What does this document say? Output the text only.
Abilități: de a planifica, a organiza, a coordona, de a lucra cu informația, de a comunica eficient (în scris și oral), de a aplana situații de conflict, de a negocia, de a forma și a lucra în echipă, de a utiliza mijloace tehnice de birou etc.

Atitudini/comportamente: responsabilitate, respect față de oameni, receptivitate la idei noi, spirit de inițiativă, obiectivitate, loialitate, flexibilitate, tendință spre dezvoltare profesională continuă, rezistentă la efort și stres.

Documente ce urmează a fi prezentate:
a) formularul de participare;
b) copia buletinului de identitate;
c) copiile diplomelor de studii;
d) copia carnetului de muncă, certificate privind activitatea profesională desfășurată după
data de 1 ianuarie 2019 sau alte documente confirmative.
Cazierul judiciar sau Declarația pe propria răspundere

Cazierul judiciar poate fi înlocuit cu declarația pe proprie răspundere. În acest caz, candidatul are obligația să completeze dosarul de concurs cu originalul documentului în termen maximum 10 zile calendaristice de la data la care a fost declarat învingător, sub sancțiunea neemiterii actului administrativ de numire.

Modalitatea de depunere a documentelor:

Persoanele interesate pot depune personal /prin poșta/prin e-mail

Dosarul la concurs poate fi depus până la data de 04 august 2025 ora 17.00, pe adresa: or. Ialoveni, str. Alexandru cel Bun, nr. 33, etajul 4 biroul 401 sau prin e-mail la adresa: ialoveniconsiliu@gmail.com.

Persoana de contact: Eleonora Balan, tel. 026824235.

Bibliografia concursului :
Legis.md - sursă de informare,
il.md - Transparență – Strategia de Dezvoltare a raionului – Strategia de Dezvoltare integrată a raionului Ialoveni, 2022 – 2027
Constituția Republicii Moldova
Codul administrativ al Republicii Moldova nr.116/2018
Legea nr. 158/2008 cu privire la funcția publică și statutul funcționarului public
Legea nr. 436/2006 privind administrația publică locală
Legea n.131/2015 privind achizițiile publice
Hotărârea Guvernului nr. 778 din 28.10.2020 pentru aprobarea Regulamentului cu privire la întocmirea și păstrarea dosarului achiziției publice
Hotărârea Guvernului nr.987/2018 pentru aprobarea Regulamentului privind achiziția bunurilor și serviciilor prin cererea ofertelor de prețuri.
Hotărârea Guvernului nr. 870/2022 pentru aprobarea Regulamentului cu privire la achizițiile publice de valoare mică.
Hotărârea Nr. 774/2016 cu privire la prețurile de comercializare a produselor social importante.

## SHORT PROBLEM:
Write out the records above again, keeping each one identical to the original.

## SOLUTION TO THIS EXERCISE:
What does this document say? Output the text only.
Abilități: de a planifica, a organiza, a coordona, de a lucra cu informația, de a comunica eficient (în scris și oral), de a aplana situații de conflict, de a negocia, de a forma și a lucra în echipă, de a utiliza mijloace tehnice de birou etc.

Atitudini/comportamente: responsabilitate, respect față de oameni, receptivitate la idei noi, spirit de inițiativă, obiectivitate, loialitate, flexibilitate, tendință spre dezvoltare profesională continuă, rezistentă la efort și stres.

Documente ce urmează a fi prezentate:
a) formularul de participare;
b) copia buletinului de identitate;
c) copiile diplomelor de studii;
d) copia carnetului de muncă, certificate privind activitatea profesională desfășurată după
data de 1 ianuarie 2019 sau alte documente confirmative.
Cazierul judiciar sau Declarația pe propria răspundere

Cazierul judiciar poate fi înlocuit cu declarația pe proprie răspundere. În acest caz, candidatul are obligația să completeze dosarul de concurs cu originalul documentului în termen maximum 10 zile calendaristice de la data la care a fost declarat învingător, sub sancțiunea neemiterii actului administrativ de numire.

Modalitatea de depunere a documentelor:

Persoanele interesate pot depune personal /prin poșta/prin e-mail

Dosarul la concurs poate fi depus până la data de 04 august 2025 ora 17.00, pe adresa: or. Ialoveni, str. Alexandru cel Bun, nr. 33, etajul 4 biroul 401 sau prin e-mail la adresa: ialoveniconsiliu@gmail.com.

Persoana de contact: Eleonora Balan, tel. 026824235.

Bibliografia concursului :
Legis.md - sursă de informare,
il.md - Transparență – Strategia de Dezvoltare a raionului – Strategia de Dezvoltare integrată a raionului Ialoveni, 2022 – 2027
Constituția Republicii Moldova
Codul administrativ al Republicii Moldova nr.116/2018
Legea nr. 158/2008 cu privire la funcția publică și statutul funcționarului public
Legea nr. 436/2006 privind administrația publică locală
Legea n.131/2015 privind achizițiile publice
Hotărârea Guvernului nr. 778 din 28.10.2020 pentru aprobarea Regulamentului cu privire la întocmirea și păstrarea dosarului achiziției publice
Hotărârea Guvernului nr.987/2018 pentru aprobarea Regulamentului privind achiziția bunurilor și serviciilor prin cererea ofertelor de prețuri.
Hotărârea Guvernului nr. 870/2022 pentru aprobarea Regulamentului cu privire la achizițiile publice de valoare mică.
Hotărârea Nr. 774/2016 cu privire la prețurile de comercializare a produselor social importante.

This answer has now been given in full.